__WORK INSTRUCTIONS__
Each entry must appear again exactly as it does in the source.
____ RECORDS FOR THE EXERCISE
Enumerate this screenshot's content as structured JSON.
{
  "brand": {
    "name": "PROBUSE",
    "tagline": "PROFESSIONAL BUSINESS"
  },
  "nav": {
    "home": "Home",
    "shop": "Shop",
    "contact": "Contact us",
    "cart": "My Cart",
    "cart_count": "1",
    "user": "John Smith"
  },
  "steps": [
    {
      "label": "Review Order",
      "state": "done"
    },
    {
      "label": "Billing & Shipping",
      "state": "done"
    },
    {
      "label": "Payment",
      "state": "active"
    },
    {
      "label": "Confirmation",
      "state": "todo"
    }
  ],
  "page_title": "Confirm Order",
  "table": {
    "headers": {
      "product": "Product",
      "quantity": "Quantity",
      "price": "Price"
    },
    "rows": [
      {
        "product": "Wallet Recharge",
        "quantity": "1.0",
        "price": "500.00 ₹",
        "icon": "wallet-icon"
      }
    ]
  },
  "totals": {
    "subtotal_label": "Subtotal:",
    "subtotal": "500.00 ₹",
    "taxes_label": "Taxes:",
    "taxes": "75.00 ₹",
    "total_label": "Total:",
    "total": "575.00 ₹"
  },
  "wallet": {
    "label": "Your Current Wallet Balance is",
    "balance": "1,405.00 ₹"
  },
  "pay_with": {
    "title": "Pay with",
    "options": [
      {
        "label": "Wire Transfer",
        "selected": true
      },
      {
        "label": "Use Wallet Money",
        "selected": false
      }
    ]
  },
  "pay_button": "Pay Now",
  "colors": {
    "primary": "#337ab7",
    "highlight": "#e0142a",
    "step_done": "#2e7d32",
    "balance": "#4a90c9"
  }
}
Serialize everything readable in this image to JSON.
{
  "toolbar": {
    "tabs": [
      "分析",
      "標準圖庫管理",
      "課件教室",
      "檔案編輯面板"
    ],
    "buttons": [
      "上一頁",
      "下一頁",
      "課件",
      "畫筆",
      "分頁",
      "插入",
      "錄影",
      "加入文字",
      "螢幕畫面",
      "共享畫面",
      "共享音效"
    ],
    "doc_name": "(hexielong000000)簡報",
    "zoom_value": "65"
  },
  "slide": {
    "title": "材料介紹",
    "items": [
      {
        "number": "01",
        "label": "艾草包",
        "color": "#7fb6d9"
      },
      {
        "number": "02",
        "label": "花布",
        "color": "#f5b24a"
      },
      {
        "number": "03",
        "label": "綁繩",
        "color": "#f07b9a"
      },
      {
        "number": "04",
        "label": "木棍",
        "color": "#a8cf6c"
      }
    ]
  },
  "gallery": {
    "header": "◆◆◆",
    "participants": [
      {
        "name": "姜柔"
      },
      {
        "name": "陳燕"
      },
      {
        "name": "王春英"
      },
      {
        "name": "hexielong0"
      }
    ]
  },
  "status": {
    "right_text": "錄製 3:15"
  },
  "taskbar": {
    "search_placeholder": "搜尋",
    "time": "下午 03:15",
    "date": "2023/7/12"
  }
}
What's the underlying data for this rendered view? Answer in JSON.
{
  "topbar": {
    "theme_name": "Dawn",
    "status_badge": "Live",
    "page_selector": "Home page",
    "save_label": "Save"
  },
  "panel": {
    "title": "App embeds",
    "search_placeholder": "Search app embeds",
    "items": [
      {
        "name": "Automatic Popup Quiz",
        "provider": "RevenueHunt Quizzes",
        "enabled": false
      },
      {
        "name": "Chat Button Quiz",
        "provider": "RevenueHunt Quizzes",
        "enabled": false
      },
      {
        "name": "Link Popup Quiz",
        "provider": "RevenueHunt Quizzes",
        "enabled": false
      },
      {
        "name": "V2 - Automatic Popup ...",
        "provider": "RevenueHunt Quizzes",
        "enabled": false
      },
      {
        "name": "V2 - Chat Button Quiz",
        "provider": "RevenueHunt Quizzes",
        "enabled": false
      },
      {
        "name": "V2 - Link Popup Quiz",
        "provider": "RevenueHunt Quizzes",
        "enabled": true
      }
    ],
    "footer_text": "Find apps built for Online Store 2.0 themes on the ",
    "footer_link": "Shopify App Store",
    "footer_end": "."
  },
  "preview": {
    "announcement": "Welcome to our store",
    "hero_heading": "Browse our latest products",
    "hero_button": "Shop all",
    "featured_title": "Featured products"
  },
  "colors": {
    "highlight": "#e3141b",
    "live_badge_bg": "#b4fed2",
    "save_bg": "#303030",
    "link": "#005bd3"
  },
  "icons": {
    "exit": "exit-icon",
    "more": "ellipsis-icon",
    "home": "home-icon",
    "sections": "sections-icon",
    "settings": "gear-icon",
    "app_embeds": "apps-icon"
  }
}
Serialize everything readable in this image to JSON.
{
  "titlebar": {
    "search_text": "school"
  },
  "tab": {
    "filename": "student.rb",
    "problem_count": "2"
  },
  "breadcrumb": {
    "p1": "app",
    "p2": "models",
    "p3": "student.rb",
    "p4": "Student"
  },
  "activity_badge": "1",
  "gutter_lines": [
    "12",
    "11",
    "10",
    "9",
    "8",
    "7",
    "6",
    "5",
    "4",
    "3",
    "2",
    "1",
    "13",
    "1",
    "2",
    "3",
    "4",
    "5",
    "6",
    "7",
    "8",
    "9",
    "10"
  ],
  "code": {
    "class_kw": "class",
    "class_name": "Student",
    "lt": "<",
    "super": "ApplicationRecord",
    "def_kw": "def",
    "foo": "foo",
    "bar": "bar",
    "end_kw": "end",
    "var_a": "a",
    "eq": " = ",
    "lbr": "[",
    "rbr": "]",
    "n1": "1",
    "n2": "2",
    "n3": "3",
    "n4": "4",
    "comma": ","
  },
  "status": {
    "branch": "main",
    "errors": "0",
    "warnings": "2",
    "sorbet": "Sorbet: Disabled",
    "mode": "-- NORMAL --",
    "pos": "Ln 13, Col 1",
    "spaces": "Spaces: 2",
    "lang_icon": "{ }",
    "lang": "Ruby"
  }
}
________
__RESPONSE TO THE TASK__
Enumerate this screenshot's content as structured JSON.
{
  "brand": {
    "name": "PROBUSE",
    "tagline": "PROFESSIONAL BUSINESS"
  },
  "nav": {
    "home": "Home",
    "shop": "Shop",
    "contact": "Contact us",
    "cart": "My Cart",
    "cart_count": "1",
    "user": "John Smith"
  },
  "steps": [
    {
      "label": "Review Order",
      "state": "done"
    },
    {
      "label": "Billing & Shipping",
      "state": "done"
    },
    {
      "label": "Payment",
      "state": "active"
    },
    {
      "label": "Confirmation",
      "state": "todo"
    }
  ],
  "page_title": "Confirm Order",
  "table": {
    "headers": {
      "product": "Product",
      "quantity": "Quantity",
      "price": "Price"
    },
    "rows": [
      {
        "product": "Wallet Recharge",
        "quantity": "1.0",
        "price": "500.00 ₹",
        "icon": "wallet-icon"
      }
    ]
  },
  "totals": {
    "subtotal_label": "Subtotal:",
    "subtotal": "500.00 ₹",
    "taxes_label": "Taxes:",
    "taxes": "75.00 ₹",
    "total_label": "Total:",
    "total": "575.00 ₹"
  },
  "wallet": {
    "label": "Your Current Wallet Balance is",
    "balance": "1,405.00 ₹"
  },
  "pay_with": {
    "title": "Pay with",
    "options": [
      {
        "label": "Wire Transfer",
        "selected": true
      },
      {
        "label": "Use Wallet Money",
        "selected": false
      }
    ]
  },
  "pay_button": "Pay Now",
  "colors": {
    "primary": "#337ab7",
    "highlight": "#e0142a",
    "step_done": "#2e7d32",
    "balance": "#4a90c9"
  }
}
Serialize everything readable in this image to JSON.
{
  "toolbar": {
    "tabs": [
      "分析",
      "標準圖庫管理",
      "課件教室",
      "檔案編輯面板"
    ],
    "buttons": [
      "上一頁",
      "下一頁",
      "課件",
      "畫筆",
      "分頁",
      "插入",
      "錄影",
      "加入文字",
      "螢幕畫面",
      "共享畫面",
      "共享音效"
    ],
    "doc_name": "(hexielong000000)簡報",
    "zoom_value": "65"
  },
  "slide": {
    "title": "材料介紹",
    "items": [
      {
        "number": "01",
        "label": "艾草包",
        "color": "#7fb6d9"
      },
      {
        "number": "02",
        "label": "花布",
        "color": "#f5b24a"
      },
      {
        "number": "03",
        "label": "綁繩",
        "color": "#f07b9a"
      },
      {
        "number": "04",
        "label": "木棍",
        "color": "#a8cf6c"
      }
    ]
  },
  "gallery": {
    "header": "◆◆◆",
    "participants": [
      {
        "name": "姜柔"
      },
      {
        "name": "陳燕"
      },
      {
        "name": "王春英"
      },
      {
        "name": "hexielong0"
      }
    ]
  },
  "status": {
    "right_text": "錄製 3:15"
  },
  "taskbar": {
    "search_placeholder": "搜尋",
    "time": "下午 03:15",
    "date": "2023/7/12"
  }
}
What's the underlying data for this rendered view? Answer in JSON.
{
  "topbar": {
    "theme_name": "Dawn",
    "status_badge": "Live",
    "page_selector": "Home page",
    "save_label": "Save"
  },
  "panel": {
    "title": "App embeds",
    "search_placeholder": "Search app embeds",
    "items": [
      {
        "name": "Automatic Popup Quiz",
        "provider": "RevenueHunt Quizzes",
        "enabled": false
      },
      {
        "name": "Chat Button Quiz",
        "provider": "RevenueHunt Quizzes",
        "enabled": false
      },
      {
        "name": "Link Popup Quiz",
        "provider": "RevenueHunt Quizzes",
        "enabled": false
      },
      {
        "name": "V2 - Automatic Popup ...",
        "provider": "RevenueHunt Quizzes",
        "enabled": false
      },
      {
        "name": "V2 - Chat Button Quiz",
        "provider": "RevenueHunt Quizzes",
        "enabled": false
      },
      {
        "name": "V2 - Link Popup Quiz",
        "provider": "RevenueHunt Quizzes",
        "enabled": true
      }
    ],
    "footer_text": "Find apps built for Online Store 2.0 themes on the ",
    "footer_link": "Shopify App Store",
    "footer_end": "."
  },
  "preview": {
    "announcement": "Welcome to our store",
    "hero_heading": "Browse our latest products",
    "hero_button": "Shop all",
    "featured_title": "Featured products"
  },
  "colors": {
    "highlight": "#e3141b",
    "live_badge_bg": "#b4fed2",
    "save_bg": "#303030",
    "link": "#005bd3"
  },
  "icons": {
    "exit": "exit-icon",
    "more": "ellipsis-icon",
    "home": "home-icon",
    "sections": "sections-icon",
    "settings": "gear-icon",
    "app_embeds": "apps-icon"
  }
}
Serialize everything readable in this image to JSON.
{
  "titlebar": {
    "search_text": "school"
  },
  "tab": {
    "filename": "student.rb",
    "problem_count": "2"
  },
  "breadcrumb": {
    "p1": "app",
    "p2": "models",
    "p3": "student.rb",
    "p4": "Student"
  },
  "activity_badge": "1",
  "gutter_lines": [
    "12",
    "11",
    "10",
    "9",
    "8",
    "7",
    "6",
    "5",
    "4",
    "3",
    "2",
    "1",
    "13",
    "1",
    "2",
    "3",
    "4",
    "5",
    "6",
    "7",
    "8",
    "9",
    "10"
  ],
  "code": {
    "class_kw": "class",
    "class_name": "Student",
    "lt": "<",
    "super": "ApplicationRecord",
    "def_kw": "def",
    "foo": "foo",
    "bar": "bar",
    "end_kw": "end",
    "var_a": "a",
    "eq": " = ",
    "lbr": "[",
    "rbr": "]",
    "n1": "1",
    "n2": "2",
    "n3": "3",
    "n4": "4",
    "comma": ","
  },
  "status": {
    "branch": "main",
    "errors": "0",
    "warnings": "2",
    "sorbet": "Sorbet: Disabled",
    "mode": "-- NORMAL --",
    "pos": "Ln 13, Col 1",
    "spaces": "Spaces: 2",
    "lang_icon": "{ }",
    "lang": "Ruby"
  }
}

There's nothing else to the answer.